Tasks to complete:
1. In the text on women's policy in Peru, how many offices did the National Programme against Domestic Violence and Sexual Abuse have throughout the country?
2. Write out the text on women's policy in Peru starting with "19.Over 25 million" and going on through "of that reasoning.".

12.The National Plan for Older Persons 2002-2006, adopted in June 2002, contained special measures for urban and rural women. The Equal Opportunity Plan 2002-2005, promulgated in February 2000, had been found to be ineffective at mid-term and was currently being reviewed. Within the framework of International Women’s Day, all the Ministers had signed a commitment to equal opportunity for women with specific goals and time periods for their achievement.

13.In April 2001, the National Programme against Domestic Violence and Sexual Abuse had been established under PROMUDEH with a budget of $2.5 million; it had 37 offices throughout the country and a pilot programme would soon be launched in rural areas in cooperation with the Belgian Government. The Wawa Wasi childcare programme sponsored pre-schools for 37,000 children of working mothers; it currently operated under a grant from the Inter-American Development Bank (IDB) but would be fully funded by the Government as from 2003. The National Literacy Programme had been transferred from PROMUDEH to the Ministry of Education in February 2002; 44,200 women had benefited from the Programme between February and December 2002. Studies had been conducted on the situation of rural women and on gender and racial stereotypes in advertising and the media.

14.Budget constraints had made it impossible to conduct the 2002 population census. Consequently, there were not enough statistics on violence against women; development of a monitoring and follow-up mechanism was under discussion. Under the previous Government, many women had been surgically sterilized without their full consent and one woman had been raped by her doctor. Those cases had been reported to the Inter-American Commission on Human Rights. The current Government recognized that not enough had been done to address the issue and various out-of-court settlements were under negotiation; a policy-level response had not yet been agreed because the National Programme against Domestic Violence and Sexual Abuse had existed for only a year. In the rape case, the Government had voluntarily increased the amount of compensation awarded by the Inter-American Commission.

15.Ms. Ferrer Gómez said that the true test of Peru’s legislative reform was whether the new laws were enforced. It was fortunate that women’s issues would continue to be represented at ministry level, instead of being downgraded to a lower-ranking body. NGOs had played an important part in that decision.

16.According to the Peruvian Government, PROMUDEH was responsible for monitoring compliance with international human rights commitments, but it did not have an explicit mandate to ensure that the State promoted equal opportunities programmes. She wondered why such a mandate should be necessary: the law prohibiting discriminatory acts had already enshrined the principle of equality in the Penal Code, and the various departments and entities of the State had committed themselves to the National Equal Opportunity Plan for Men and Women.

17.The report had explained that international human-rights treaties had constitutional force, while others, including the Convention on the Elimination of All Forms of Discrimination against Women, had the rank of national law. She asked whether the Convention could therefore be directly invoked by the courts.

18.She wished to know how the National Equal Opportunity Plan for Men and Women had been reviewed, what consultation had taken place, and whether the Plan would be reformulated in 2002.

19.Over 25 million Peruvians, including 13 million women, lived in poverty. The Government had developed a national poverty alleviation strategy, built around an Emergency Social Productive Project. She asked what specific employment measures that Project had established for women, especially in the Peruvian Amazon.

20.The Women, Health and Development Programme run in cooperation with the Pan-American Health Organization (PAHO) and the World Health Organization (WHO) had apparently been dismantled or was under threat. That was because the Ministry of Health believed that introducing a gender focus into health care would amount to selective treatment. She would welcome clarification of that reasoning.

Stored data:
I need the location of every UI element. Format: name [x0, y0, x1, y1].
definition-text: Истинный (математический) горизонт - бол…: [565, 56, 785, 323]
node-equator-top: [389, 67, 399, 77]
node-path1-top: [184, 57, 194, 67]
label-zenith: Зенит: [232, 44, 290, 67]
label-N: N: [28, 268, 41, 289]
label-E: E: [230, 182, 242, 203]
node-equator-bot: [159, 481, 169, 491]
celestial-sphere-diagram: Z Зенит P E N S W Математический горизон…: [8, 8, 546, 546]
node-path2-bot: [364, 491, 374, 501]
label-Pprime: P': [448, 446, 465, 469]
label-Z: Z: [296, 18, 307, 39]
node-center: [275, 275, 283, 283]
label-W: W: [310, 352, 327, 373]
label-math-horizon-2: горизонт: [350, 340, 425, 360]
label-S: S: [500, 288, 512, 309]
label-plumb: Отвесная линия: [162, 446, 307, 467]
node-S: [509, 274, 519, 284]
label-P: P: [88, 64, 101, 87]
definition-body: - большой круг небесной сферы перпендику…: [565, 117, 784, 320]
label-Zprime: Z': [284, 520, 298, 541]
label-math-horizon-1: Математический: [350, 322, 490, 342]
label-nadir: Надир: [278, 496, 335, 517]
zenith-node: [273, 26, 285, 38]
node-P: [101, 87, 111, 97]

Solutions for each task:
1. 37 offices

2.
19.Over 25 million Peruvians, including 13 million women, lived in poverty. The Government had developed a national poverty alleviation strategy, built around an Emergency Social Productive Project. She asked what specific employment measures that Project had established for women, especially in the Peruvian Amazon.

20.The Women, Health and Development Programme run in cooperation with the Pan-American Health Organization (PAHO) and the World Health Organization (WHO) had apparently been dismantled or was under threat. That was because the Ministry of Health believed that introducing a gender focus into health care would amount to selective treatment. She would welcome clarification of that reasoning.